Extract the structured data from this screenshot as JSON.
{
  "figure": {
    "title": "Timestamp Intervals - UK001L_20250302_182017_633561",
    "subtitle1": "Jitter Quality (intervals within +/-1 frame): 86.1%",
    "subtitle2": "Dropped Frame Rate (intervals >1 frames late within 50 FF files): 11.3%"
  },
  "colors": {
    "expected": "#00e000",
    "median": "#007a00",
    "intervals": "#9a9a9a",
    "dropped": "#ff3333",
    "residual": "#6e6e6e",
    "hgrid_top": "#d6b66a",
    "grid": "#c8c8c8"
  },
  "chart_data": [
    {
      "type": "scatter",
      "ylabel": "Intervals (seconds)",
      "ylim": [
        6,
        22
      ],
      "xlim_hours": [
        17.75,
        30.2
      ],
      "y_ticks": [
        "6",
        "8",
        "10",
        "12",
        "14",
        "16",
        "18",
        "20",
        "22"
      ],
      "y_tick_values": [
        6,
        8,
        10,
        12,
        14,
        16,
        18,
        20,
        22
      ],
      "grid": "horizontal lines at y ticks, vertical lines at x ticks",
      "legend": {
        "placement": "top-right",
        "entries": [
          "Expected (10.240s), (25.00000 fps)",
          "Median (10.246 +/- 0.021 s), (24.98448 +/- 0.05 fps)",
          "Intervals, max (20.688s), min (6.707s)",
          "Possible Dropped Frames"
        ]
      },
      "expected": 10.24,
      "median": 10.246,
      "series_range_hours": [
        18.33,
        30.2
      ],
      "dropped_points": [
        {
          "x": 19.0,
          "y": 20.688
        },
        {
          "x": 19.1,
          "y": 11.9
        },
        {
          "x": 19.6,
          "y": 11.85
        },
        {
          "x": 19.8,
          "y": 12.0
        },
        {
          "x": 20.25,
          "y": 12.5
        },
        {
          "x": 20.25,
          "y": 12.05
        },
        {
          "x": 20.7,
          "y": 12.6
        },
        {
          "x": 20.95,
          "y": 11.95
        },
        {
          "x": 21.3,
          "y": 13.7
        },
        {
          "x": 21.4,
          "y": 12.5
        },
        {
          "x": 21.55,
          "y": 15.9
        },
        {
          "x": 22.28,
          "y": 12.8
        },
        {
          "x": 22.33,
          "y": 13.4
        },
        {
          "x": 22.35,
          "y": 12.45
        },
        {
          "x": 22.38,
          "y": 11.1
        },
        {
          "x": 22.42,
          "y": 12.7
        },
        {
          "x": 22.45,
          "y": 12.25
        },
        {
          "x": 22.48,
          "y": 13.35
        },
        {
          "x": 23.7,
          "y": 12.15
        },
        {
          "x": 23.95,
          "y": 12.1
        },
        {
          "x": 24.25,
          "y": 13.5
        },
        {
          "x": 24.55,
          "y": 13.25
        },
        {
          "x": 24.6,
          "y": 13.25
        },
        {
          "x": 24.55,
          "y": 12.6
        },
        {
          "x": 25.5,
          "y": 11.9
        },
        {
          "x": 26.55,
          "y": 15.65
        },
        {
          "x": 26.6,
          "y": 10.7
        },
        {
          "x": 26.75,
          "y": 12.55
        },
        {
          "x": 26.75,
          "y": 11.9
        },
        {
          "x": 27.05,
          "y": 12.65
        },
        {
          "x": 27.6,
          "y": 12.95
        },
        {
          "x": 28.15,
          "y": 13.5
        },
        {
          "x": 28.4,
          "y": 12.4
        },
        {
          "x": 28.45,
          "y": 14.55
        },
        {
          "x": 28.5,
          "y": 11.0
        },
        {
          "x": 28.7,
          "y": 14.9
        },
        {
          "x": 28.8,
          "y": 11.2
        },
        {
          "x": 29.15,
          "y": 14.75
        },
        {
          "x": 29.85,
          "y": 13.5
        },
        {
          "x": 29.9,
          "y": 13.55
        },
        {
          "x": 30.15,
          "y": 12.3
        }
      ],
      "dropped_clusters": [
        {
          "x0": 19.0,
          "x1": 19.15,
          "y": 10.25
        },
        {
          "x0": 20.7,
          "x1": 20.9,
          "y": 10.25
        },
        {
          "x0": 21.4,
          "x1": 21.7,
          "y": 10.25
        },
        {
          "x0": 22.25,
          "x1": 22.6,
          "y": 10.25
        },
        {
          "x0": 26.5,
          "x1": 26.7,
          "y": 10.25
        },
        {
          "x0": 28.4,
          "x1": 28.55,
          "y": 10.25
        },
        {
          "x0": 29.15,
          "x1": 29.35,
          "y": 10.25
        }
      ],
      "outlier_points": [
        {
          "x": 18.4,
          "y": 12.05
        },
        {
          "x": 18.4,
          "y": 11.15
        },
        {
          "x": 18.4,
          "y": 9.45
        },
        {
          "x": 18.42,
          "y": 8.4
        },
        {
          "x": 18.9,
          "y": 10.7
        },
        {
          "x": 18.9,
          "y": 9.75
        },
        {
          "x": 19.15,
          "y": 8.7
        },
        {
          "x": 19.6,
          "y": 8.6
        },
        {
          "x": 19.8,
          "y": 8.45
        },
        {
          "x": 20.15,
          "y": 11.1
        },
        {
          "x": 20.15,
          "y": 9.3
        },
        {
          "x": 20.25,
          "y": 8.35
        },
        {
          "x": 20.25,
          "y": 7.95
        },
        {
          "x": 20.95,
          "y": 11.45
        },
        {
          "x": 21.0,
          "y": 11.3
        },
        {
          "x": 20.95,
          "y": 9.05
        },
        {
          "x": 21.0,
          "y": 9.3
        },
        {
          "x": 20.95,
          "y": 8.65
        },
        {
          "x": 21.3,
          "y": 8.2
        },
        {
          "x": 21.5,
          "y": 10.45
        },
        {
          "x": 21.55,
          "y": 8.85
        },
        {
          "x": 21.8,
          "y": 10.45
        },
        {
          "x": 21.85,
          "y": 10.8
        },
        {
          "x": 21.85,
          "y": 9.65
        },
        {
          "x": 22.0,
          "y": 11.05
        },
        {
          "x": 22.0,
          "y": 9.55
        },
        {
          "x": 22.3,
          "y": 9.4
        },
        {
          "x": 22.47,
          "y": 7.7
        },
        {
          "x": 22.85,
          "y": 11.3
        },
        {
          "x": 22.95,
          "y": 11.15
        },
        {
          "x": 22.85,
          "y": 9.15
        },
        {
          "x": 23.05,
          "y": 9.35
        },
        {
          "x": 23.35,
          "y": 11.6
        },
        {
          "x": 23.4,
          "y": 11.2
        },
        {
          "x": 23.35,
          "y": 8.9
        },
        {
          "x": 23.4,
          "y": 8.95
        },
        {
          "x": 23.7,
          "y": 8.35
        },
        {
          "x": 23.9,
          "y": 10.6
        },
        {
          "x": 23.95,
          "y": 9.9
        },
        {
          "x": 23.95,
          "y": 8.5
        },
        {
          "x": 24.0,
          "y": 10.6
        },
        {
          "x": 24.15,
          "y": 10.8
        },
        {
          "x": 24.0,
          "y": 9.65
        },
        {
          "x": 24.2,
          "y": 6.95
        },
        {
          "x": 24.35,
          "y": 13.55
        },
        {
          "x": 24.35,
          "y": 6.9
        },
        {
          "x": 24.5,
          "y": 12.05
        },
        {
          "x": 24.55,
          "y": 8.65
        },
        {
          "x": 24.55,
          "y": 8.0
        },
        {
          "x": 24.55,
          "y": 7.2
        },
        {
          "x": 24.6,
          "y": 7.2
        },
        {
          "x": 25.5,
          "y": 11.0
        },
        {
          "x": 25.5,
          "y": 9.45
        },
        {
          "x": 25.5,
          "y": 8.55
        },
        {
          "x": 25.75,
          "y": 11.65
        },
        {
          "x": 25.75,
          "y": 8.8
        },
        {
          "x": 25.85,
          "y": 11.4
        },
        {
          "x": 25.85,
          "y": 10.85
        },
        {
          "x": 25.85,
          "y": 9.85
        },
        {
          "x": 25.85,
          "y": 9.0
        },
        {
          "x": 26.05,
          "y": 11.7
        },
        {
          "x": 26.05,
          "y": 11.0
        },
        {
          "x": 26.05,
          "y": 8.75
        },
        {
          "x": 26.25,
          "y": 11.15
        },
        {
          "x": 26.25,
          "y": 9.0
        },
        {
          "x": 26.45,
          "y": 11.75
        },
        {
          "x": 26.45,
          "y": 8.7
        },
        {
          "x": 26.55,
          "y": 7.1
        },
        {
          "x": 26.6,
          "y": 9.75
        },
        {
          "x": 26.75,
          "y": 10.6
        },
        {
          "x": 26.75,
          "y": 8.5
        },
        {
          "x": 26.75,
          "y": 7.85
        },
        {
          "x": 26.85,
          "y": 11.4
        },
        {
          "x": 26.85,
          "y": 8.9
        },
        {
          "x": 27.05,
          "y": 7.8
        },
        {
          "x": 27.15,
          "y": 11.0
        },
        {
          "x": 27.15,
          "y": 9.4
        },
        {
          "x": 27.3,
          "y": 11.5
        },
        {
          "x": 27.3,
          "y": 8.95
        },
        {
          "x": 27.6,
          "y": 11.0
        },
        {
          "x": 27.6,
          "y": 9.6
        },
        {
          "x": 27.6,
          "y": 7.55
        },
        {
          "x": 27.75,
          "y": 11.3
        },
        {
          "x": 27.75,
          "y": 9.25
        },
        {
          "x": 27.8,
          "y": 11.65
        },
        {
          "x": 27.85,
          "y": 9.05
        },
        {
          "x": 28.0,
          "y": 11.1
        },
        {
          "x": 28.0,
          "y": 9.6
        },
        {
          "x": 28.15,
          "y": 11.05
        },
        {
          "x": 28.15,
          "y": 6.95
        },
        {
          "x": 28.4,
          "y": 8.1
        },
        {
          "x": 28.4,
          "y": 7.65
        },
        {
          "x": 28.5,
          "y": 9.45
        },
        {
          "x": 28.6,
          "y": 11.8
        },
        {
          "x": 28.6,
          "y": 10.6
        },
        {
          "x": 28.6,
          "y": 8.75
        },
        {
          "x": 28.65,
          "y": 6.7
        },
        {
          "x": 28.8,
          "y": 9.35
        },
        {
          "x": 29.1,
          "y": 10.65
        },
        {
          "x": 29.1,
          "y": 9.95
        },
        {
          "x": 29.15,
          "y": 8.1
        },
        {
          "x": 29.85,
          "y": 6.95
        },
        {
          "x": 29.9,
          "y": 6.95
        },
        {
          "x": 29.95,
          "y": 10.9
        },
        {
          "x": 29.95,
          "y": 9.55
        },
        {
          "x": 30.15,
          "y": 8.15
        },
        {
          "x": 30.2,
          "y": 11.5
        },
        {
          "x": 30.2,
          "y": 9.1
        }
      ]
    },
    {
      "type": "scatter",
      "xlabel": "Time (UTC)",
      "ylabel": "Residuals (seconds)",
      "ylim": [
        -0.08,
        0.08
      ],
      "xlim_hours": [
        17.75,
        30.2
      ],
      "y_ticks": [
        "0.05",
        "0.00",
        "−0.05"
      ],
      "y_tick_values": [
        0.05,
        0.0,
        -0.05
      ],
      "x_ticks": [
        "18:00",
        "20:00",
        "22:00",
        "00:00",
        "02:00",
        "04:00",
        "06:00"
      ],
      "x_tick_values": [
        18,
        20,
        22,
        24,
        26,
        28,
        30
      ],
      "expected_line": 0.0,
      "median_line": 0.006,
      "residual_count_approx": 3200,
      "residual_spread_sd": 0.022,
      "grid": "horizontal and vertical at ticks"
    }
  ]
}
-*-*-
#### AIM:
Show every line in the entries where the string "horizontal" occurs.

#### THE RESULT:
      "grid": "horizontal lines at y ticks, vertical lines at x ticks",
      "grid": "horizontal and vertical at ticks"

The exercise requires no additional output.